» Work to be completed
Copy every line from the data below in which the string "account" can be found.

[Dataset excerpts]
════

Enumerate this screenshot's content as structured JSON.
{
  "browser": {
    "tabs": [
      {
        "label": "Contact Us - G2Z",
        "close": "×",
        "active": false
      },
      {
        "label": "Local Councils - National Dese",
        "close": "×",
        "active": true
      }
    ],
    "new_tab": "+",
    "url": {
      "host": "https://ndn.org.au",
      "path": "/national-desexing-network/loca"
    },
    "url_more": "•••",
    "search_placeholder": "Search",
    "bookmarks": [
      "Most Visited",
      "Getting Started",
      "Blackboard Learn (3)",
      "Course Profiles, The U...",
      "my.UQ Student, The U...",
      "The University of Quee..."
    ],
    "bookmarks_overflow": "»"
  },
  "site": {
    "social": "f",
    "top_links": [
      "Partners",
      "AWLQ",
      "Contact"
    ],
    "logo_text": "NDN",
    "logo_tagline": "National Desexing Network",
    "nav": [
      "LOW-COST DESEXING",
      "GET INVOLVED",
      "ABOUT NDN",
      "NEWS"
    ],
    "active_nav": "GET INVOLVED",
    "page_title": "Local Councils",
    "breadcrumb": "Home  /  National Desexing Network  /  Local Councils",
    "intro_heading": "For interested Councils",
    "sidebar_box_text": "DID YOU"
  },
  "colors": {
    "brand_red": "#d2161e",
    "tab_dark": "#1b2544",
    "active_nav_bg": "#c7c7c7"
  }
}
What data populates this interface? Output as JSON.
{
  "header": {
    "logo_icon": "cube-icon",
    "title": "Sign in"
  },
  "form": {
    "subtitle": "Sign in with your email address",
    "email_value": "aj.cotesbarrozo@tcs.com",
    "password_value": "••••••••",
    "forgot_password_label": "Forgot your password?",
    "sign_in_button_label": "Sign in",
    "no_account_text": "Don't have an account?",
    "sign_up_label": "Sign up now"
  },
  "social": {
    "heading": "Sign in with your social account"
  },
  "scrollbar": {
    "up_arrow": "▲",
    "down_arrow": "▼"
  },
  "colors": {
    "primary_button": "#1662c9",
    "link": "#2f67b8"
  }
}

════

» The reply
    "no_account_text": "Don't have an account?",
    "heading": "Sign in with your social account"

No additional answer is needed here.